## EXERCISE DIRECTIONS
Repeat the whole of the data, keeping every detail the same.

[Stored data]
——
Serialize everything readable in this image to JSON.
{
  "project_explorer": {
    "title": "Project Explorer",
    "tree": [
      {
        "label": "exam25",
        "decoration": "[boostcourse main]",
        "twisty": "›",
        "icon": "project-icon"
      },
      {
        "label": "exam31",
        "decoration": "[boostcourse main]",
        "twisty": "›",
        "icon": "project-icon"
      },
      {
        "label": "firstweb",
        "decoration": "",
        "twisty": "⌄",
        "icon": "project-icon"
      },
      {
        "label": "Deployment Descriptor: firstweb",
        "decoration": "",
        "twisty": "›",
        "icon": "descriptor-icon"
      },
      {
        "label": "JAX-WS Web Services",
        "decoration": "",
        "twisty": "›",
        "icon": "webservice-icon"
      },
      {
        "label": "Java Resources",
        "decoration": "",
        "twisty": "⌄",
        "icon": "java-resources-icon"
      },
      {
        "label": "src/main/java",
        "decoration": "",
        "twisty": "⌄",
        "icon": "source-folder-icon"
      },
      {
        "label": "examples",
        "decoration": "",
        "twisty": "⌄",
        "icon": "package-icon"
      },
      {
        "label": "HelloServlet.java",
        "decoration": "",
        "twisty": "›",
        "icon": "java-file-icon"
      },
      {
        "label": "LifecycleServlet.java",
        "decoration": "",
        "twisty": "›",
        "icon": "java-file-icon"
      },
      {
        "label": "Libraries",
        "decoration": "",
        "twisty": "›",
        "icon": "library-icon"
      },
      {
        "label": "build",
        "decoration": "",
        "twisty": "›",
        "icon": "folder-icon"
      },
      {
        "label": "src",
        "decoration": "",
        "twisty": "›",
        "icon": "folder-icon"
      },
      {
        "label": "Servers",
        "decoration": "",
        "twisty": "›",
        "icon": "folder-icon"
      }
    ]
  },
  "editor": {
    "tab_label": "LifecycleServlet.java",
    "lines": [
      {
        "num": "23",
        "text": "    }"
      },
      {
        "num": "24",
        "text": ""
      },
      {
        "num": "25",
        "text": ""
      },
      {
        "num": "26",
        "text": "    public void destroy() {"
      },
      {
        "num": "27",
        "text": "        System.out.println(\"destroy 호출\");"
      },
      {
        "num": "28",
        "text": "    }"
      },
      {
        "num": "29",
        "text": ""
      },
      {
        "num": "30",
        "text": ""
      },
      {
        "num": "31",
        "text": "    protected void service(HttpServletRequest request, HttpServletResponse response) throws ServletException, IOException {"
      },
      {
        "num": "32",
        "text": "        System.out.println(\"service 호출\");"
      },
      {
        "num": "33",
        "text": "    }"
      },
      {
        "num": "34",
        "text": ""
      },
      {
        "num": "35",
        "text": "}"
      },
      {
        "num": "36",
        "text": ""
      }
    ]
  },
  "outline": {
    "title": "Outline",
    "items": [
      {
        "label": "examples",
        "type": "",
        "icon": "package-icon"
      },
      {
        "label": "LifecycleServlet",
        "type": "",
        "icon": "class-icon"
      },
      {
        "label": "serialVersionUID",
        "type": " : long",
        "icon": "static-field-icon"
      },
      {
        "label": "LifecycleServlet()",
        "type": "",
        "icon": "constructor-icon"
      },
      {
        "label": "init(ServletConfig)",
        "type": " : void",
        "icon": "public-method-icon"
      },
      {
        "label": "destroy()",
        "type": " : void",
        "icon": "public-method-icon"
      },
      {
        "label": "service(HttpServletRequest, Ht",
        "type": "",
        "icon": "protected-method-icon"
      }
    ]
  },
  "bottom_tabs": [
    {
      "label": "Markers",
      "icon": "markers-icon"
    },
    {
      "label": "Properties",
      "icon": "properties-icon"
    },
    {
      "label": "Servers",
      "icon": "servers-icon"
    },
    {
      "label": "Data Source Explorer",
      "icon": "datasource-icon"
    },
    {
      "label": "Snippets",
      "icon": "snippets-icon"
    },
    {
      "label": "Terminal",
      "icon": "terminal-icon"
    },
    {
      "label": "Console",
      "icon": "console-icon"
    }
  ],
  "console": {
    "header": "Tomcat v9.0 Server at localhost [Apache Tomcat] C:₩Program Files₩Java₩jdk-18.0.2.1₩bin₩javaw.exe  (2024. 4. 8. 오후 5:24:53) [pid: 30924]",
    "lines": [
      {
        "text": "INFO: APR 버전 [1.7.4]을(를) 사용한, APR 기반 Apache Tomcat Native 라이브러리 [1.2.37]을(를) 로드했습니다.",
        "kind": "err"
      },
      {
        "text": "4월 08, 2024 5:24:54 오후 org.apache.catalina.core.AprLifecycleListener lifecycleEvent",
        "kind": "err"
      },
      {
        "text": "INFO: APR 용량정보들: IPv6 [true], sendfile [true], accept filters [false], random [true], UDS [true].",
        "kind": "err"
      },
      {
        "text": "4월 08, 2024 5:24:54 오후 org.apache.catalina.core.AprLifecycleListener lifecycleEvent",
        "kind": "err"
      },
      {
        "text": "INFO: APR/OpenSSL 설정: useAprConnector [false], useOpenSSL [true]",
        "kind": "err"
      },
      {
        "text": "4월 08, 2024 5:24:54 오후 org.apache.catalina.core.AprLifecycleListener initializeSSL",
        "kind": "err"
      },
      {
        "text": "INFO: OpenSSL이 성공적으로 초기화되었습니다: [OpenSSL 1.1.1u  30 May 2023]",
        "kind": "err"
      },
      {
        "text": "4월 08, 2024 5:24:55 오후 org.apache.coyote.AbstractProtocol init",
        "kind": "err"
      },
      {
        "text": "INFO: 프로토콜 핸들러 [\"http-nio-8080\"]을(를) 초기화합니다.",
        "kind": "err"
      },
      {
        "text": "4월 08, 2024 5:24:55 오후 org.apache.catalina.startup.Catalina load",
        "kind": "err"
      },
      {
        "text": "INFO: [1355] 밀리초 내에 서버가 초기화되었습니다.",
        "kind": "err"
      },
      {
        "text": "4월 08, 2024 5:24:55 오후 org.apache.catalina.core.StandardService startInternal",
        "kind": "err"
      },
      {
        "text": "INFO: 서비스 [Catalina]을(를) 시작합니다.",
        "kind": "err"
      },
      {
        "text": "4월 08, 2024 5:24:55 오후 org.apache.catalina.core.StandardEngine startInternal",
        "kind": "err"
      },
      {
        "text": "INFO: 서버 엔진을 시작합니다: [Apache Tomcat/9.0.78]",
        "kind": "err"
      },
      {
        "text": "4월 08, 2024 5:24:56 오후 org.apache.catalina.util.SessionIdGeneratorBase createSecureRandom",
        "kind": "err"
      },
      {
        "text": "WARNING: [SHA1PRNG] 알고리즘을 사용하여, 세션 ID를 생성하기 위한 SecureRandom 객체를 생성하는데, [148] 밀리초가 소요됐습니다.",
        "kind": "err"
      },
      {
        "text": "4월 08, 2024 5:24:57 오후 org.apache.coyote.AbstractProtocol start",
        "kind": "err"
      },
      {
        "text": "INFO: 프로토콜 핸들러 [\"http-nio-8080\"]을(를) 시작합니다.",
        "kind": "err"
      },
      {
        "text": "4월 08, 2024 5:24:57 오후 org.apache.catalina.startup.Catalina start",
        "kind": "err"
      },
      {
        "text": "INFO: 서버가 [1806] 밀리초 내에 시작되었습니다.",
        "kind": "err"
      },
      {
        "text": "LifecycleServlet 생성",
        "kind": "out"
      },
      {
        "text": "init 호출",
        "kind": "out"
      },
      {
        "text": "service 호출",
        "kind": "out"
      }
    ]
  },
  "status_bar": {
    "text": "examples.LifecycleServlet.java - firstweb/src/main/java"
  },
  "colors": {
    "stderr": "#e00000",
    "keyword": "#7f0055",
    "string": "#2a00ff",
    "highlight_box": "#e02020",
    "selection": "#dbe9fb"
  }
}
——
## CORRECT ANSWER
Serialize everything readable in this image to JSON.
{
  "project_explorer": {
    "title": "Project Explorer",
    "tree": [
      {
        "label": "exam25",
        "decoration": "[boostcourse main]",
        "twisty": "›",
        "icon": "project-icon"
      },
      {
        "label": "exam31",
        "decoration": "[boostcourse main]",
        "twisty": "›",
        "icon": "project-icon"
      },
      {
        "label": "firstweb",
        "decoration": "",
        "twisty": "⌄",
        "icon": "project-icon"
      },
      {
        "label": "Deployment Descriptor: firstweb",
        "decoration": "",
        "twisty": "›",
        "icon": "descriptor-icon"
      },
      {
        "label": "JAX-WS Web Services",
        "decoration": "",
        "twisty": "›",
        "icon": "webservice-icon"
      },
      {
        "label": "Java Resources",
        "decoration": "",
        "twisty": "⌄",
        "icon": "java-resources-icon"
      },
      {
        "label": "src/main/java",
        "decoration": "",
        "twisty": "⌄",
        "icon": "source-folder-icon"
      },
      {
        "label": "examples",
        "decoration": "",
        "twisty": "⌄",
        "icon": "package-icon"
      },
      {
        "label": "HelloServlet.java",
        "decoration": "",
        "twisty": "›",
        "icon": "java-file-icon"
      },
      {
        "label": "LifecycleServlet.java",
        "decoration": "",
        "twisty": "›",
        "icon": "java-file-icon"
      },
      {
        "label": "Libraries",
        "decoration": "",
        "twisty": "›",
        "icon": "library-icon"
      },
      {
        "label": "build",
        "decoration": "",
        "twisty": "›",
        "icon": "folder-icon"
      },
      {
        "label": "src",
        "decoration": "",
        "twisty": "›",
        "icon": "folder-icon"
      },
      {
        "label": "Servers",
        "decoration": "",
        "twisty": "›",
        "icon": "folder-icon"
      }
    ]
  },
  "editor": {
    "tab_label": "LifecycleServlet.java",
    "lines": [
      {
        "num": "23",
        "text": "    }"
      },
      {
        "num": "24",
        "text": ""
      },
      {
        "num": "25",
        "text": ""
      },
      {
        "num": "26",
        "text": "    public void destroy() {"
      },
      {
        "num": "27",
        "text": "        System.out.println(\"destroy 호출\");"
      },
      {
        "num": "28",
        "text": "    }"
      },
      {
        "num": "29",
        "text": ""
      },
      {
        "num": "30",
        "text": ""
      },
      {
        "num": "31",
        "text": "    protected void service(HttpServletRequest request, HttpServletResponse response) throws ServletException, IOException {"
      },
      {
        "num": "32",
        "text": "        System.out.println(\"service 호출\");"
      },
      {
        "num": "33",
        "text": "    }"
      },
      {
        "num": "34",
        "text": ""
      },
      {
        "num": "35",
        "text": "}"
      },
      {
        "num": "36",
        "text": ""
      }
    ]
  },
  "outline": {
    "title": "Outline",
    "items": [
      {
        "label": "examples",
        "type": "",
        "icon": "package-icon"
      },
      {
        "label": "LifecycleServlet",
        "type": "",
        "icon": "class-icon"
      },
      {
        "label": "serialVersionUID",
        "type": " : long",
        "icon": "static-field-icon"
      },
      {
        "label": "LifecycleServlet()",
        "type": "",
        "icon": "constructor-icon"
      },
      {
        "label": "init(ServletConfig)",
        "type": " : void",
        "icon": "public-method-icon"
      },
      {
        "label": "destroy()",
        "type": " : void",
        "icon": "public-method-icon"
      },
      {
        "label": "service(HttpServletRequest, Ht",
        "type": "",
        "icon": "protected-method-icon"
      }
    ]
  },
  "bottom_tabs": [
    {
      "label": "Markers",
      "icon": "markers-icon"
    },
    {
      "label": "Properties",
      "icon": "properties-icon"
    },
    {
      "label": "Servers",
      "icon": "servers-icon"
    },
    {
      "label": "Data Source Explorer",
      "icon": "datasource-icon"
    },
    {
      "label": "Snippets",
      "icon": "snippets-icon"
    },
    {
      "label": "Terminal",
      "icon": "terminal-icon"
    },
    {
      "label": "Console",
      "icon": "console-icon"
    }
  ],
  "console": {
    "header": "Tomcat v9.0 Server at localhost [Apache Tomcat] C:₩Program Files₩Java₩jdk-18.0.2.1₩bin₩javaw.exe  (2024. 4. 8. 오후 5:24:53) [pid: 30924]",
    "lines": [
      {
        "text": "INFO: APR 버전 [1.7.4]을(를) 사용한, APR 기반 Apache Tomcat Native 라이브러리 [1.2.37]을(를) 로드했습니다.",
        "kind": "err"
      },
      {
        "text": "4월 08, 2024 5:24:54 오후 org.apache.catalina.core.AprLifecycleListener lifecycleEvent",
        "kind": "err"
      },
      {
        "text": "INFO: APR 용량정보들: IPv6 [true], sendfile [true], accept filters [false], random [true], UDS [true].",
        "kind": "err"
      },
      {
        "text": "4월 08, 2024 5:24:54 오후 org.apache.catalina.core.AprLifecycleListener lifecycleEvent",
        "kind": "err"
      },
      {
        "text": "INFO: APR/OpenSSL 설정: useAprConnector [false], useOpenSSL [true]",
        "kind": "err"
      },
      {
        "text": "4월 08, 2024 5:24:54 오후 org.apache.catalina.core.AprLifecycleListener initializeSSL",
        "kind": "err"
      },
      {
        "text": "INFO: OpenSSL이 성공적으로 초기화되었습니다: [OpenSSL 1.1.1u  30 May 2023]",
        "kind": "err"
      },
      {
        "text": "4월 08, 2024 5:24:55 오후 org.apache.coyote.AbstractProtocol init",
        "kind": "err"
      },
      {
        "text": "INFO: 프로토콜 핸들러 [\"http-nio-8080\"]을(를) 초기화합니다.",
        "kind": "err"
      },
      {
        "text": "4월 08, 2024 5:24:55 오후 org.apache.catalina.startup.Catalina load",
        "kind": "err"
      },
      {
        "text": "INFO: [1355] 밀리초 내에 서버가 초기화되었습니다.",
        "kind": "err"
      },
      {
        "text": "4월 08, 2024 5:24:55 오후 org.apache.catalina.core.StandardService startInternal",
        "kind": "err"
      },
      {
        "text": "INFO: 서비스 [Catalina]을(를) 시작합니다.",
        "kind": "err"
      },
      {
        "text": "4월 08, 2024 5:24:55 오후 org.apache.catalina.core.StandardEngine startInternal",
        "kind": "err"
      },
      {
        "text": "INFO: 서버 엔진을 시작합니다: [Apache Tomcat/9.0.78]",
        "kind": "err"
      },
      {
        "text": "4월 08, 2024 5:24:56 오후 org.apache.catalina.util.SessionIdGeneratorBase createSecureRandom",
        "kind": "err"
      },
      {
        "text": "WARNING: [SHA1PRNG] 알고리즘을 사용하여, 세션 ID를 생성하기 위한 SecureRandom 객체를 생성하는데, [148] 밀리초가 소요됐습니다.",
        "kind": "err"
      },
      {
        "text": "4월 08, 2024 5:24:57 오후 org.apache.coyote.AbstractProtocol start",
        "kind": "err"
      },
      {
        "text": "INFO: 프로토콜 핸들러 [\"http-nio-8080\"]을(를) 시작합니다.",
        "kind": "err"
      },
      {
        "text": "4월 08, 2024 5:24:57 오후 org.apache.catalina.startup.Catalina start",
        "kind": "err"
      },
      {
        "text": "INFO: 서버가 [1806] 밀리초 내에 시작되었습니다.",
        "kind": "err"
      },
      {
        "text": "LifecycleServlet 생성",
        "kind": "out"
      },
      {
        "text": "init 호출",
        "kind": "out"
      },
      {
        "text": "service 호출",
        "kind": "out"
      }
    ]
  },
  "status_bar": {
    "text": "examples.LifecycleServlet.java - firstweb/src/main/java"
  },
  "colors": {
    "stderr": "#e00000",
    "keyword": "#7f0055",
    "string": "#2a00ff",
    "highlight_box": "#e02020",
    "selection": "#dbe9fb"
  }
}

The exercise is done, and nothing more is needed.